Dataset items
## begin

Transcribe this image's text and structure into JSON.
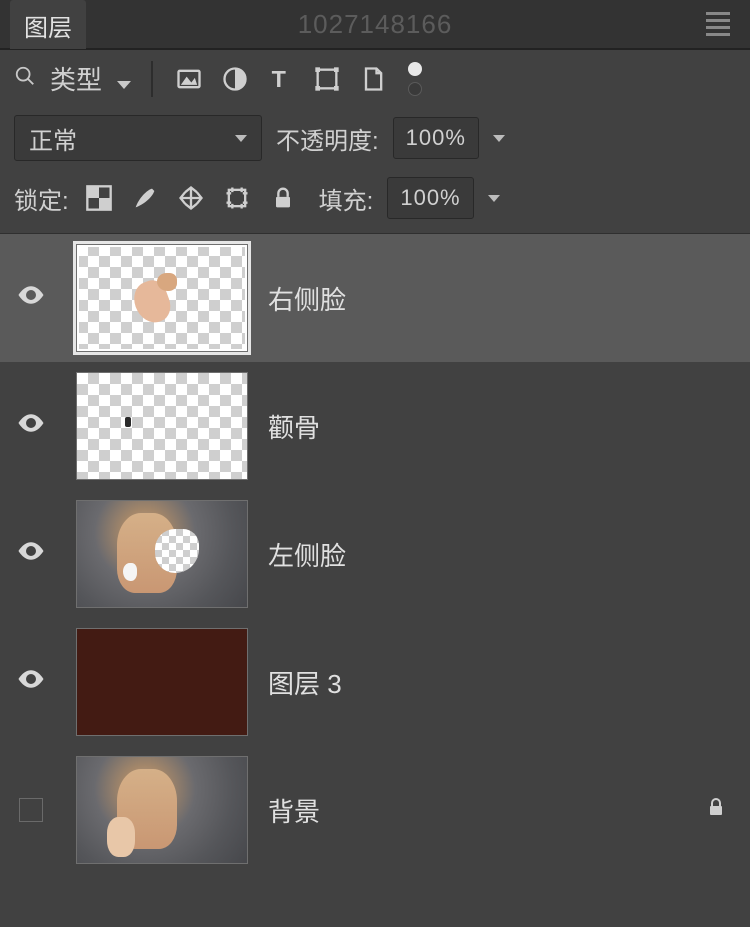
{
  "panel": {
    "tab_label": "图层"
  },
  "watermark": "1027148166",
  "filter": {
    "type_label": "类型"
  },
  "blend": {
    "mode_label": "正常",
    "opacity_label": "不透明度:",
    "opacity_value": "100%"
  },
  "lock": {
    "label": "锁定:",
    "fill_label": "填充:",
    "fill_value": "100%"
  },
  "layers": [
    {
      "name": "右侧脸",
      "visible": true,
      "selected": true,
      "locked": false,
      "thumb": "checker-face-right"
    },
    {
      "name": "颧骨",
      "visible": true,
      "selected": false,
      "locked": false,
      "thumb": "checker-dot"
    },
    {
      "name": "左侧脸",
      "visible": true,
      "selected": false,
      "locked": false,
      "thumb": "photo-checker"
    },
    {
      "name": "图层 3",
      "visible": true,
      "selected": false,
      "locked": false,
      "thumb": "solid-dark"
    },
    {
      "name": "背景",
      "visible": false,
      "selected": false,
      "locked": true,
      "thumb": "photo"
    }
  ]
}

## end

**TASK TO COMPLETE:** Write out the data precisely as given, excluding the pictures.

**SOLUTION FOR THIS TASK:**
Transcribe this image's text and structure into JSON.
{
  "panel": {
    "tab_label": "图层"
  },
  "watermark": "1027148166",
  "filter": {
    "type_label": "类型"
  },
  "blend": {
    "mode_label": "正常",
    "opacity_label": "不透明度:",
    "opacity_value": "100%"
  },
  "lock": {
    "label": "锁定:",
    "fill_label": "填充:",
    "fill_value": "100%"
  },
  "layers": [
    {
      "name": "右侧脸",
      "visible": true,
      "selected": true,
      "locked": false,
      "thumb": "checker-face-right"
    },
    {
      "name": "颧骨",
      "visible": true,
      "selected": false,
      "locked": false,
      "thumb": "checker-dot"
    },
    {
      "name": "左侧脸",
      "visible": true,
      "selected": false,
      "locked": false,
      "thumb": "photo-checker"
    },
    {
      "name": "图层 3",
      "visible": true,
      "selected": false,
      "locked": false,
      "thumb": "solid-dark"
    },
    {
      "name": "背景",
      "visible": false,
      "selected": false,
      "locked": true,
      "thumb": "photo"
    }
  ]
}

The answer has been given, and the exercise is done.